══ Data rows ══
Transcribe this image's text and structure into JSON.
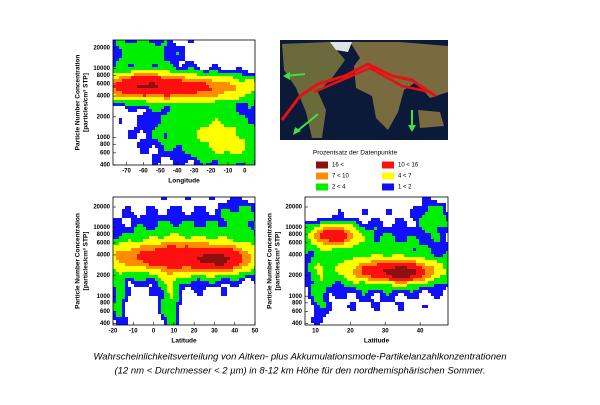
{
  "chart_data": [
    {
      "type": "contour",
      "x_label": "Longitude",
      "y_label": [
        "Particle Number Concentration",
        "[particles/cm³ STP]"
      ],
      "xlim": [
        -78,
        6
      ],
      "xticks": [
        -70,
        -60,
        -50,
        -40,
        -30,
        -20,
        -10,
        0
      ],
      "ylim": [
        400,
        26000
      ],
      "yticks": [
        400,
        600,
        800,
        1000,
        2000,
        4000,
        6000,
        8000,
        10000,
        20000
      ],
      "log_y": true
    },
    {
      "type": "contour",
      "x_label": "Latitude",
      "y_label": [
        "Particle Number Concentration",
        "[particles/cm³ STP]"
      ],
      "xlim": [
        -20,
        50
      ],
      "xticks": [
        -20,
        -10,
        0,
        10,
        20,
        30,
        40,
        50
      ],
      "ylim": [
        380,
        28000
      ],
      "yticks": [
        400,
        600,
        800,
        1000,
        2000,
        4000,
        6000,
        8000,
        10000,
        20000
      ],
      "log_y": true
    },
    {
      "type": "contour",
      "x_label": "Latitude",
      "y_label": [
        "Particle Number Concentration",
        "[particles/cm³ STP]"
      ],
      "xlim": [
        7,
        48
      ],
      "xticks": [
        10,
        20,
        30,
        40
      ],
      "ylim": [
        380,
        28000
      ],
      "yticks": [
        400,
        600,
        800,
        1000,
        2000,
        4000,
        6000,
        8000,
        10000,
        20000
      ],
      "log_y": true
    }
  ],
  "legend": {
    "title": "Prozentsatz der Datenpunkte",
    "entries": [
      {
        "label": "16 <",
        "color": "#8b1010"
      },
      {
        "label": "10 < 16",
        "color": "#ff1010"
      },
      {
        "label": "7 < 10",
        "color": "#ff8c00"
      },
      {
        "label": "4 < 7",
        "color": "#ffff00"
      },
      {
        "label": "2 < 4",
        "color": "#00ee00"
      },
      {
        "label": "1 < 2",
        "color": "#1010ff"
      }
    ]
  },
  "caption": [
    "Wahrscheinlichkeitsverteilung von Aitken- plus Akkumulationsmode-Partikelanzahlkonzentrationen",
    "(12 nm < Durchmesser < 2 µm) in 8-12 km Höhe für den nordhemisphärischen Sommer."
  ]
}
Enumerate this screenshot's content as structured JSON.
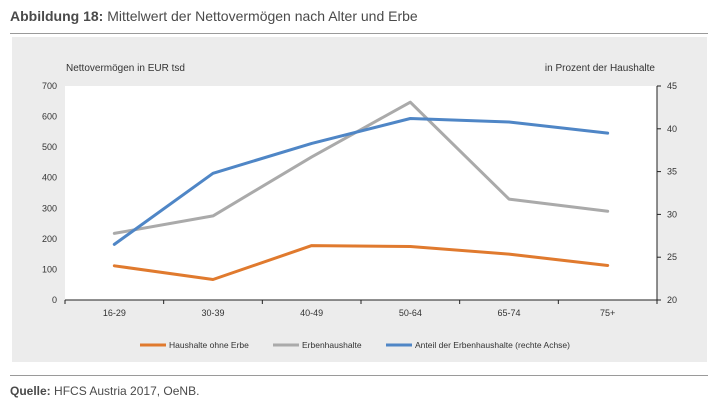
{
  "figure": {
    "label": "Abbildung 18:",
    "title": "Mittelwert der Nettovermögen nach Alter und Erbe",
    "source_label": "Quelle:",
    "source_text": "HFCS Austria 2017, OeNB."
  },
  "colors": {
    "background_panel": "#ececec",
    "plot_area": "#ffffff",
    "series_orange": "#e07a2e",
    "series_gray": "#aaaaaa",
    "series_blue": "#4f86c6"
  },
  "chart_data": {
    "type": "line",
    "categories": [
      "16-29",
      "30-39",
      "40-49",
      "50-64",
      "65-74",
      "75+"
    ],
    "left_axis": {
      "label": "Nettovermögen in EUR tsd",
      "range": [
        0,
        700
      ],
      "ticks": [
        0,
        100,
        200,
        300,
        400,
        500,
        600,
        700
      ]
    },
    "right_axis": {
      "label": "in Prozent der Haushalte",
      "range": [
        20,
        45
      ],
      "ticks": [
        20,
        25,
        30,
        35,
        40,
        45
      ]
    },
    "series": [
      {
        "name": "Haushalte ohne Erbe",
        "axis": "left",
        "color": "#e07a2e",
        "values": [
          112,
          67,
          178,
          175,
          150,
          113
        ]
      },
      {
        "name": "Erbenhaushalte",
        "axis": "left",
        "color": "#aaaaaa",
        "values": [
          218,
          275,
          468,
          647,
          330,
          290
        ]
      },
      {
        "name": "Anteil der Erbenhaushalte (rechte Achse)",
        "axis": "right",
        "color": "#4f86c6",
        "values": [
          26.5,
          34.8,
          38.3,
          41.2,
          40.8,
          39.5
        ]
      }
    ],
    "grid": false,
    "legend_position": "bottom"
  }
}
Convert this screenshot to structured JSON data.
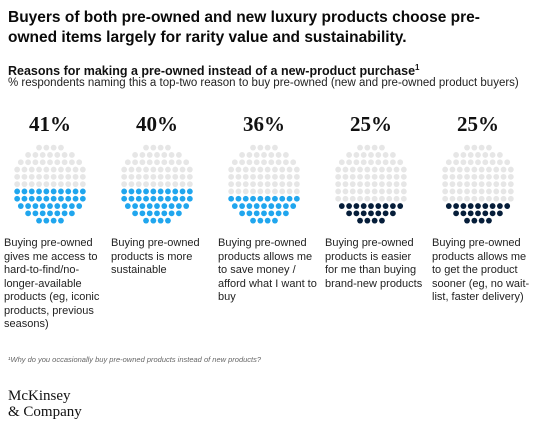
═══
> [Exercise requirements]:
Every record above should be written out again exactly; the pictures stay out of the copy.

> [Response for this exercise]:
Transcribe this image's text and structure into JSON.
{
  "chart_data": [
    {
      "type": "contour",
      "x_label": "Longitude",
      "y_label": [
        "Particle Number Concentration",
        "[particles/cm³ STP]"
      ],
      "xlim": [
        -78,
        6
      ],
      "xticks": [
        -70,
        -60,
        -50,
        -40,
        -30,
        -20,
        -10,
        0
      ],
      "ylim": [
        400,
        26000
      ],
      "yticks": [
        400,
        600,
        800,
        1000,
        2000,
        4000,
        6000,
        8000,
        10000,
        20000
      ],
      "log_y": true
    },
    {
      "type": "contour",
      "x_label": "Latitude",
      "y_label": [
        "Particle Number Concentration",
        "[particles/cm³ STP]"
      ],
      "xlim": [
        -20,
        50
      ],
      "xticks": [
        -20,
        -10,
        0,
        10,
        20,
        30,
        40,
        50
      ],
      "ylim": [
        380,
        28000
      ],
      "yticks": [
        400,
        600,
        800,
        1000,
        2000,
        4000,
        6000,
        8000,
        10000,
        20000
      ],
      "log_y": true
    },
    {
      "type": "contour",
      "x_label": "Latitude",
      "y_label": [
        "Particle Number Concentration",
        "[particles/cm³ STP]"
      ],
      "xlim": [
        7,
        48
      ],
      "xticks": [
        10,
        20,
        30,
        40
      ],
      "ylim": [
        380,
        28000
      ],
      "yticks": [
        400,
        600,
        800,
        1000,
        2000,
        4000,
        6000,
        8000,
        10000,
        20000
      ],
      "log_y": true
    }
  ],
  "legend": {
    "title": "Prozentsatz der Datenpunkte",
    "entries": [
      {
        "label": "16 <",
        "color": "#8b1010"
      },
      {
        "label": "10 < 16",
        "color": "#ff1010"
      },
      {
        "label": "7 < 10",
        "color": "#ff8c00"
      },
      {
        "label": "4 < 7",
        "color": "#ffff00"
      },
      {
        "label": "2 < 4",
        "color": "#00ee00"
      },
      {
        "label": "1 < 2",
        "color": "#1010ff"
      }
    ]
  },
  "caption": [
    "Wahrscheinlichkeitsverteilung von Aitken- plus Akkumulationsmode-Partikelanzahlkonzentrationen",
    "(12 nm < Durchmesser < 2 µm) in 8-12 km Höhe für den nordhemisphärischen Sommer."
  ]
}
Enumerate this screenshot's content as structured JSON.
{
  "figure": {
    "label": "Abbildung 18:",
    "title": "Mittelwert der Nettovermögen nach Alter und Erbe",
    "source_label": "Quelle:",
    "source_text": "HFCS Austria 2017, OeNB."
  },
  "colors": {
    "background_panel": "#ececec",
    "plot_area": "#ffffff",
    "series_orange": "#e07a2e",
    "series_gray": "#aaaaaa",
    "series_blue": "#4f86c6"
  },
  "chart_data": {
    "type": "line",
    "categories": [
      "16-29",
      "30-39",
      "40-49",
      "50-64",
      "65-74",
      "75+"
    ],
    "left_axis": {
      "label": "Nettovermögen in EUR tsd",
      "range": [
        0,
        700
      ],
      "ticks": [
        0,
        100,
        200,
        300,
        400,
        500,
        600,
        700
      ]
    },
    "right_axis": {
      "label": "in Prozent der Haushalte",
      "range": [
        20,
        45
      ],
      "ticks": [
        20,
        25,
        30,
        35,
        40,
        45
      ]
    },
    "series": [
      {
        "name": "Haushalte ohne Erbe",
        "axis": "left",
        "color": "#e07a2e",
        "values": [
          112,
          67,
          178,
          175,
          150,
          113
        ]
      },
      {
        "name": "Erbenhaushalte",
        "axis": "left",
        "color": "#aaaaaa",
        "values": [
          218,
          275,
          468,
          647,
          330,
          290
        ]
      },
      {
        "name": "Anteil der Erbenhaushalte (rechte Achse)",
        "axis": "right",
        "color": "#4f86c6",
        "values": [
          26.5,
          34.8,
          38.3,
          41.2,
          40.8,
          39.5
        ]
      }
    ],
    "grid": false,
    "legend_position": "bottom"
  }
}
Convert this screenshot to structured JSON data.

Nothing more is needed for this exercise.